▶ [CONSIGNE ÉCRITE]: Pourriez-vous recopier le passage du texte fourni qui s'ouvre sur « Le massacre de » et se termine par « cela puisse paraître. », en substituant « Nanjing » à « Nankin » ?

▶ [TEXTE FOURNI]:
┌──
Le Lebensraum, qui sous-entend une surpopulation de l’Allemagne et la nécessité d’annexer de nouveaux territoires afin de garantir un espace vital, prend forme. Les régimes fasciste et totalitaire, nourris de la pensée d’extrême droite, de l’antisémitisme et de la xénophobie, vont asseoir leur pouvoir autour de ces trois grandes figures : le culte de l’homme providentiel, la subordination totale de l’individu à un Etat régi par un seul parti et l’adhésion à une idéologie omnisciente et globale.
La nuit des longs couteaux en 34 et la nuit de cristal en 38 vont alors s’empresser de créer ce climat de peur, tout en désignant clairement les cibles à venir du 3ème Reich : les syndicalistes, les communistes, les sociaux-démocrates, victimes de purges et d’exécutions sommaires, et les juifs. Le pire est en marche, mais il l’était aussi dans les guerres d’occupation et de soumission menées par l’Italie fasciste en Ethiopie dès 1935. « Tout pour l’Etat, rien en dehors de l’Etat, rien contre l’Etat ». Cette maxime est de Mussolini, elle rejoint là encore cette logique de terreur à l’œuvre dans les années 30.
Quittons un instant notre tropisme européen et regardons ce qui se passe au même moment dans le Pacifique. Les historiens ont raison de rappeler qu’en Asie le nationalisme nippon annonçait lui aussi une radicalité de la violence jamais connue jusqu’alors. L’invasion de la Mandchourie en 1931 et de la Chine en 1937, porte la marque de guerres totales, à savoir d’un contrôle complet du territoire par la liquidation systématique de toute forme d’opposition.
Le massacre de Nankin en 37, où des centaines de milliers de civils et de soldats désarmés sont assassinés et entre 20 000 et 80 000 femmes et enfants violéspar les soldats nippons, préfigure l’invasion de la Pologne par l’Allemagne, et les campagnes de l’Est qui allaient suivre, d’une sauvagerie assourdissante.
Le régime nazi n’est donc pas né du jour au lendemain. En ce jour de commémoration de la capitulation sans condition de l’Allemagne nazie, il est essentiel de ne pas oublier et de rappeler aux jeunes générations qu’Adolf Hitler s’est imposé dans les urnes, donc par des voies démocratiques, aussi incroyable que cela puisse paraître.
Il a procédé par ordre, contaminé les esprits, puis fait usage de la force. « En 1932, j’ai vu comment se préparait ce climat d’insensibilité à la mort et à la guerre civile. C’était une question de haine. Quand la haine est arrivée à ce point, la vie humaine ne compte plus. Hitler avait bâti toute sa propagande sur l’excitation, la religion de la haine », raconte Joseph Kessel.
Et de poursuivre : « Les commerçants, ouvriers, fonctionnaires écoutaient avec avidité un agitateur qui portait la chemise brune, dont je sus après qu’il avait été un leader syndicaliste – il était habitué à manier les foules. Il ne donnait aucun programme. Tout n’était qu’appel aux instincts les plus primitifs. (…) Ces forgerons de la haine transformaient des gens paisibles en fanatiques. »
└──
▶ [DONNÉES ENREGISTRÉES]:
┌──
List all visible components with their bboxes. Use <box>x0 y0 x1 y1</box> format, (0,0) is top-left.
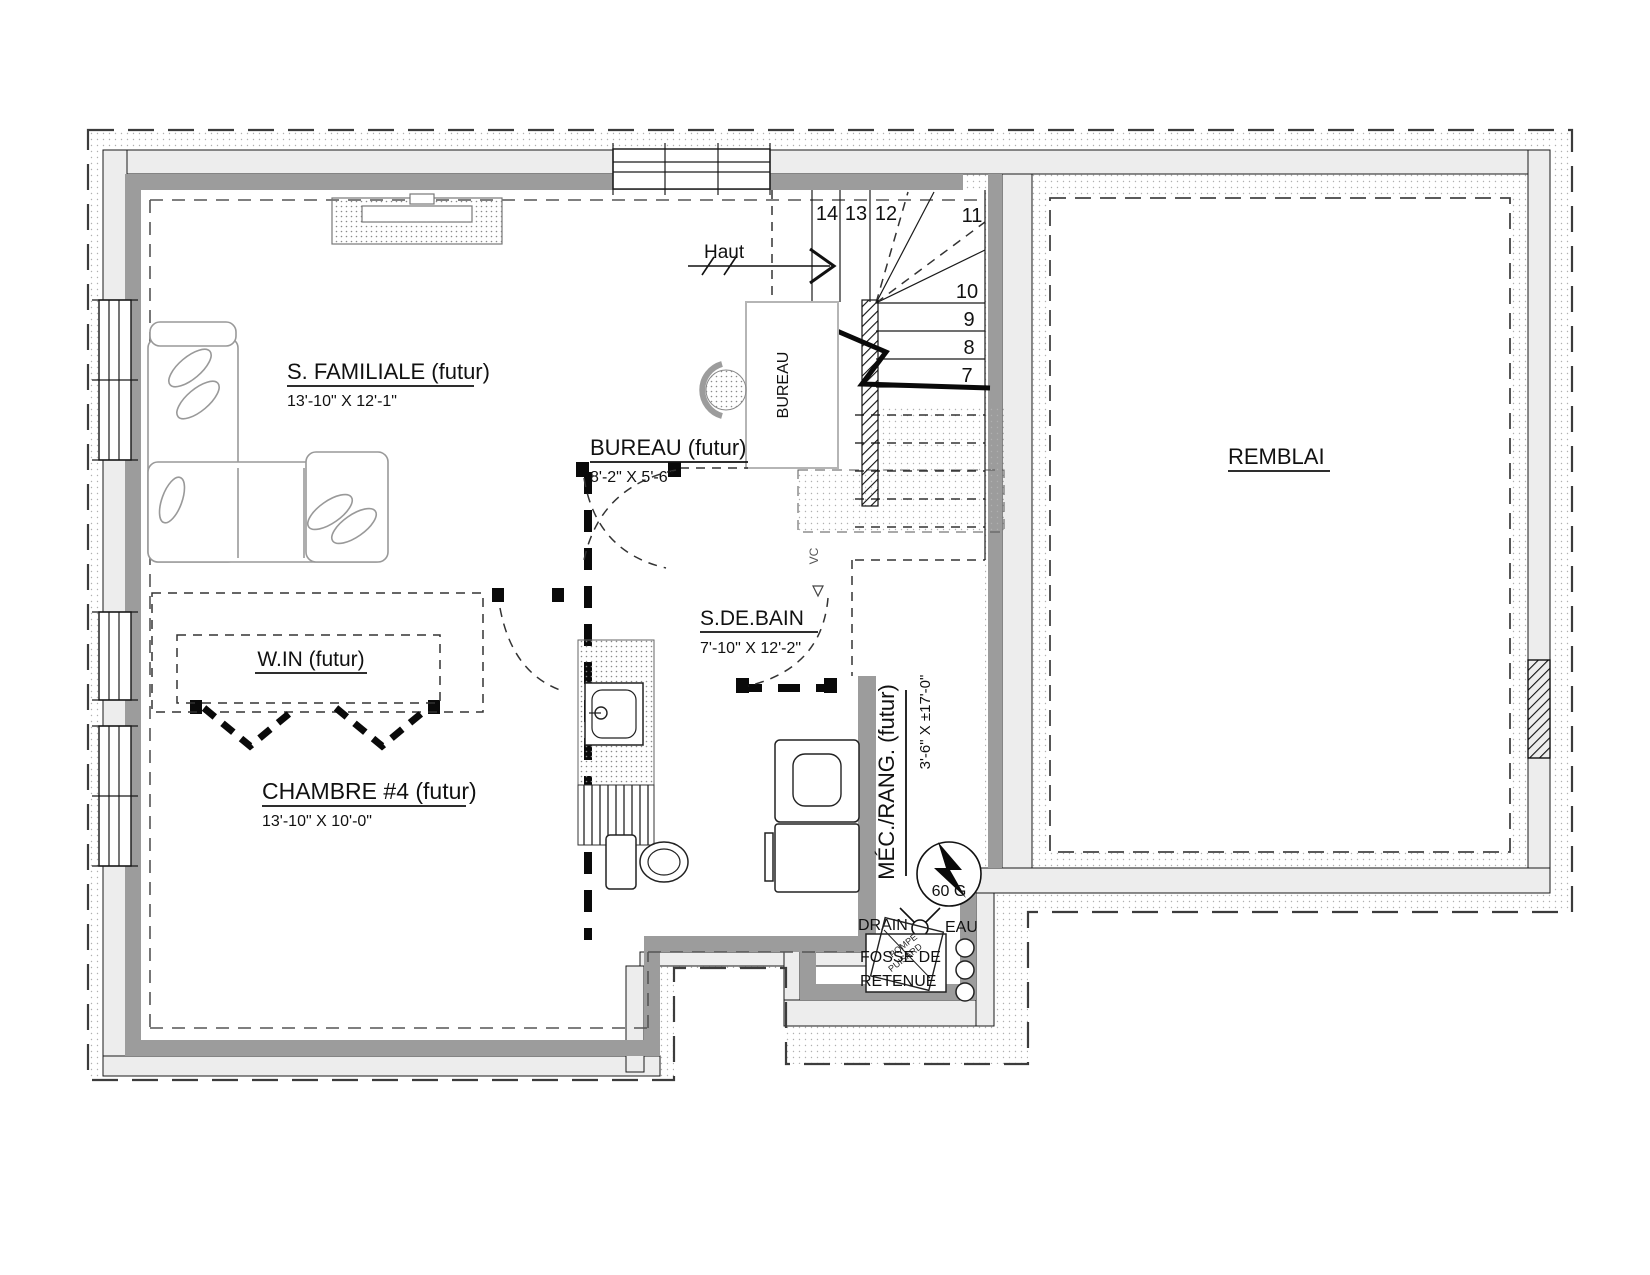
└──
▶ [RÉPONSE À L'EXERCICE]:
Le massacre de Nanjing en 37, où des centaines de milliers de civils et de soldats désarmés sont assassinés et entre 20 000 et 80 000 femmes et enfants violéspar les soldats nippons, préfigure l’invasion de la Pologne par l’Allemagne, et les campagnes de l’Est qui allaient suivre, d’une sauvagerie assourdissante.
Le régime nazi n’est donc pas né du jour au lendemain. En ce jour de commémoration de la capitulation sans condition de l’Allemagne nazie, il est essentiel de ne pas oublier et de rappeler aux jeunes générations qu’Adolf Hitler s’est imposé dans les urnes, donc par des voies démocratiques, aussi incroyable que cela puisse paraître.